### EXERCISE DIRECTIONS:
Please format every line of the rows below as a JSON list of strings, one string per line, with blank lines dropped and the pictures left out.
# start of SOURCE MATERIAL
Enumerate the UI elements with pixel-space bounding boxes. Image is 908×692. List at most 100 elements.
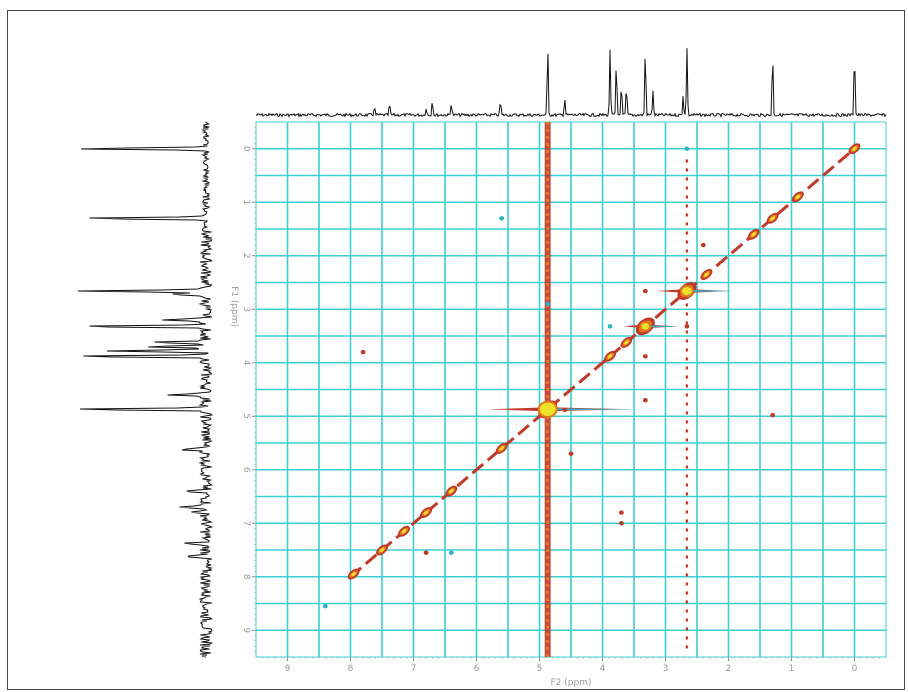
streak-dot bbox=[546, 297, 550, 300]
y-tick-label: 3 bbox=[241, 306, 251, 312]
streak-dot bbox=[546, 353, 550, 356]
y-tick-label: 6 bbox=[241, 467, 251, 473]
streak-dot bbox=[546, 262, 550, 265]
streak-dot bbox=[546, 346, 550, 349]
streak-dot bbox=[546, 535, 550, 538]
contour-inner bbox=[401, 529, 407, 534]
streak-dot bbox=[685, 375, 689, 379]
streak-dot bbox=[546, 290, 550, 293]
streak-dot bbox=[546, 598, 550, 601]
f1-projection-trace bbox=[77, 121, 214, 658]
streak-dot bbox=[546, 472, 550, 475]
streak-dot bbox=[546, 430, 550, 433]
streak-dot bbox=[546, 500, 550, 503]
streak-dot bbox=[685, 591, 689, 595]
streak-dot bbox=[546, 626, 550, 629]
streak-dot bbox=[685, 177, 689, 181]
streak-dot bbox=[685, 474, 689, 478]
contour-inner bbox=[607, 354, 613, 359]
y-tick-label: 4 bbox=[241, 360, 251, 366]
streak-dot bbox=[546, 570, 550, 573]
streak-dot bbox=[685, 195, 689, 199]
streak-dot bbox=[546, 458, 550, 461]
x-tick-label: 1 bbox=[789, 664, 795, 674]
streak-dot bbox=[546, 577, 550, 580]
streak-dot bbox=[685, 465, 689, 469]
streak-dot bbox=[685, 519, 689, 523]
streak-dot bbox=[685, 564, 689, 568]
y-tick-label: 7 bbox=[241, 520, 251, 526]
contour-inner bbox=[423, 510, 429, 515]
streak-dot bbox=[685, 510, 689, 514]
streak-dot bbox=[685, 366, 689, 370]
diagonal-peak bbox=[747, 228, 760, 240]
contour-peaks bbox=[322, 143, 861, 609]
streak-dot bbox=[685, 312, 689, 316]
diagonal-peak bbox=[620, 336, 633, 348]
cross-peak bbox=[322, 603, 328, 609]
streak-dot bbox=[546, 493, 550, 496]
streak-dot bbox=[546, 444, 550, 447]
streak-dot bbox=[546, 465, 550, 468]
streak-dot bbox=[546, 213, 550, 216]
streak-dot bbox=[546, 255, 550, 258]
streak-dot bbox=[546, 591, 550, 594]
streak-dot bbox=[685, 222, 689, 226]
streak-dot bbox=[685, 492, 689, 496]
streak-dot bbox=[546, 374, 550, 377]
cross-peak bbox=[619, 510, 624, 515]
cross-peak bbox=[545, 301, 551, 307]
streak-dot bbox=[546, 640, 550, 643]
streak-dot bbox=[546, 437, 550, 440]
diagonal-peak bbox=[848, 143, 861, 155]
streak-dot bbox=[685, 168, 689, 172]
cross-peak bbox=[642, 288, 648, 294]
streak-dot bbox=[685, 438, 689, 442]
streak-dot bbox=[685, 645, 689, 649]
streak-dot bbox=[685, 330, 689, 334]
streak-dot bbox=[685, 627, 689, 631]
streak-dot bbox=[546, 192, 550, 195]
streak-dot bbox=[685, 267, 689, 271]
streak-dot bbox=[546, 388, 550, 391]
cross-peak bbox=[770, 412, 775, 418]
streak-dot bbox=[546, 633, 550, 636]
streak-dot bbox=[685, 240, 689, 244]
peak-cross-negative bbox=[691, 290, 735, 293]
streak-dot bbox=[685, 528, 689, 532]
streak-dot bbox=[685, 213, 689, 217]
streak-dot bbox=[546, 325, 550, 328]
axes: 9 8 7 6 5 4 3 2 1 0 0 1 2 3 4 5 6 7 8 9 bbox=[241, 127, 881, 674]
streak-dot bbox=[685, 546, 689, 550]
streak-dot bbox=[685, 636, 689, 640]
diagonal-peak bbox=[376, 544, 388, 556]
contour-inner bbox=[624, 340, 629, 345]
vertical-streaks bbox=[544, 122, 689, 657]
streak-dot bbox=[685, 321, 689, 325]
streak-dot bbox=[685, 609, 689, 613]
streak-dot bbox=[546, 556, 550, 559]
streak-dot bbox=[546, 619, 550, 622]
contour-inner bbox=[770, 216, 776, 221]
streak-dot bbox=[546, 381, 550, 384]
y-tick-label: 1 bbox=[241, 199, 251, 205]
streak-dot bbox=[685, 186, 689, 190]
streak-dot bbox=[546, 360, 550, 363]
streak-dot bbox=[546, 171, 550, 174]
y-tick-label: 8 bbox=[241, 574, 251, 580]
y-tick-label: 2 bbox=[241, 253, 251, 259]
x-tick-label: 4 bbox=[600, 664, 606, 674]
y-tick-label: 9 bbox=[241, 627, 251, 633]
streak-dot bbox=[685, 420, 689, 424]
streak-dot bbox=[546, 185, 550, 188]
streak-dot bbox=[546, 332, 550, 335]
cross-peak bbox=[448, 550, 454, 555]
streak-dot bbox=[685, 501, 689, 505]
streak-dot bbox=[546, 311, 550, 314]
diagonal-peak bbox=[495, 442, 508, 454]
peak-center bbox=[679, 284, 694, 298]
diagonal-peak bbox=[398, 525, 410, 537]
x-axis-title: F2 (ppm) bbox=[551, 678, 592, 688]
streak-dot bbox=[546, 241, 550, 244]
contour-inner bbox=[795, 194, 801, 200]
# end of SOURCE MATERIAL
### FINAL RESULT:
[
  "Enumerate the UI elements with pixel-space bounding boxes. Image is 908×692. List at most 100 elements.",
  "streak-dot bbox=[546, 297, 550, 300]",
  "y-tick-label: 3 bbox=[241, 306, 251, 312]",
  "streak-dot bbox=[546, 353, 550, 356]",
  "y-tick-label: 6 bbox=[241, 467, 251, 473]",
  "streak-dot bbox=[546, 262, 550, 265]",
  "streak-dot bbox=[546, 346, 550, 349]",
  "streak-dot bbox=[546, 535, 550, 538]",
  "contour-inner bbox=[401, 529, 407, 534]",
  "streak-dot bbox=[685, 375, 689, 379]",
  "streak-dot bbox=[546, 290, 550, 293]",
  "streak-dot bbox=[546, 598, 550, 601]",
  "f1-projection-trace bbox=[77, 121, 214, 658]",
  "streak-dot bbox=[546, 472, 550, 475]",
  "streak-dot bbox=[546, 430, 550, 433]",
  "streak-dot bbox=[546, 500, 550, 503]",
  "streak-dot bbox=[685, 591, 689, 595]",
  "streak-dot bbox=[546, 626, 550, 629]",
  "streak-dot bbox=[685, 177, 689, 181]",
  "streak-dot bbox=[685, 474, 689, 478]",
  "contour-inner bbox=[607, 354, 613, 359]",
  "y-tick-label: 4 bbox=[241, 360, 251, 366]",
  "streak-dot bbox=[546, 570, 550, 573]",
  "streak-dot bbox=[685, 195, 689, 199]",
  "streak-dot bbox=[546, 458, 550, 461]",
  "x-tick-label: 1 bbox=[789, 664, 795, 674]",
  "streak-dot bbox=[546, 577, 550, 580]",
  "streak-dot bbox=[685, 465, 689, 469]",
  "streak-dot bbox=[685, 519, 689, 523]",
  "streak-dot bbox=[685, 564, 689, 568]",
  "y-tick-label: 7 bbox=[241, 520, 251, 526]",
  "contour-inner bbox=[423, 510, 429, 515]",
  "streak-dot bbox=[685, 510, 689, 514]",
  "streak-dot bbox=[685, 366, 689, 370]",
  "diagonal-peak bbox=[747, 228, 760, 240]",
  "contour-peaks bbox=[322, 143, 861, 609]",
  "streak-dot bbox=[685, 312, 689, 316]",
  "diagonal-peak bbox=[620, 336, 633, 348]",
  "cross-peak bbox=[322, 603, 328, 609]",
  "streak-dot bbox=[546, 493, 550, 496]",
  "streak-dot bbox=[546, 444, 550, 447]",
  "streak-dot bbox=[546, 465, 550, 468]",
  "streak-dot bbox=[546, 213, 550, 216]",
  "streak-dot bbox=[546, 255, 550, 258]",
  "streak-dot bbox=[546, 591, 550, 594]",
  "streak-dot bbox=[685, 222, 689, 226]",
  "streak-dot bbox=[685, 492, 689, 496]",
  "streak-dot bbox=[546, 374, 550, 377]",
  "cross-peak bbox=[619, 510, 624, 515]",
  "cross-peak bbox=[545, 301, 551, 307]",
  "streak-dot bbox=[546, 640, 550, 643]",
  "streak-dot bbox=[546, 437, 550, 440]",
  "diagonal-peak bbox=[848, 143, 861, 155]",
  "streak-dot bbox=[685, 168, 689, 172]",
  "cross-peak bbox=[642, 288, 648, 294]",
  "streak-dot bbox=[685, 438, 689, 442]",
  "streak-dot bbox=[685, 645, 689, 649]",
  "streak-dot bbox=[685, 330, 689, 334]",
  "streak-dot bbox=[685, 627, 689, 631]",
  "streak-dot bbox=[546, 192, 550, 195]",
  "streak-dot bbox=[685, 267, 689, 271]",
  "streak-dot bbox=[546, 388, 550, 391]",
  "cross-peak bbox=[770, 412, 775, 418]",
  "streak-dot bbox=[546, 633, 550, 636]",
  "streak-dot bbox=[685, 240, 689, 244]",
  "peak-cross-negative bbox=[691, 290, 735, 293]",
  "streak-dot bbox=[685, 528, 689, 532]",
  "streak-dot bbox=[685, 213, 689, 217]",
  "streak-dot bbox=[546, 325, 550, 328]",
  "axes: 9 8 7 6 5 4 3 2 1 0 0 1 2 3 4 5 6 7 8 9 bbox=[241, 127, 881, 674]",
  "streak-dot bbox=[685, 546, 689, 550]",
  "streak-dot bbox=[685, 636, 689, 640]",
  "diagonal-peak bbox=[376, 544, 388, 556]",
  "contour-inner bbox=[624, 340, 629, 345]",
  "vertical-streaks bbox=[544, 122, 689, 657]",
  "streak-dot bbox=[685, 321, 689, 325]",
  "streak-dot bbox=[685, 609, 689, 613]",
  "streak-dot bbox=[546, 556, 550, 559]",
  "streak-dot bbox=[546, 619, 550, 622]",
  "contour-inner bbox=[770, 216, 776, 221]",
  "streak-dot bbox=[546, 381, 550, 384]",
  "y-tick-label: 1 bbox=[241, 199, 251, 205]",
  "streak-dot bbox=[685, 186, 689, 190]",
  "streak-dot bbox=[546, 360, 550, 363]",
  "streak-dot bbox=[546, 171, 550, 174]",
  "y-tick-label: 8 bbox=[241, 574, 251, 580]",
  "y-tick-label: 2 bbox=[241, 253, 251, 259]",
  "x-tick-label: 4 bbox=[600, 664, 606, 674]",
  "y-tick-label: 9 bbox=[241, 627, 251, 633]",
  "streak-dot bbox=[685, 420, 689, 424]",
  "streak-dot bbox=[546, 185, 550, 188]",
  "streak-dot bbox=[546, 332, 550, 335]",
  "cross-peak bbox=[448, 550, 454, 555]",
  "streak-dot bbox=[685, 501, 689, 505]",
  "streak-dot bbox=[546, 311, 550, 314]",
  "diagonal-peak bbox=[495, 442, 508, 454]",
  "peak-center bbox=[679, 284, 694, 298]",
  "diagonal-peak bbox=[398, 525, 410, 537]",
  "x-axis-title: F2 (ppm) bbox=[551, 678, 592, 688]",
  "streak-dot bbox=[546, 241, 550, 244]",
  "contour-inner bbox=[795, 194, 801, 200]"
]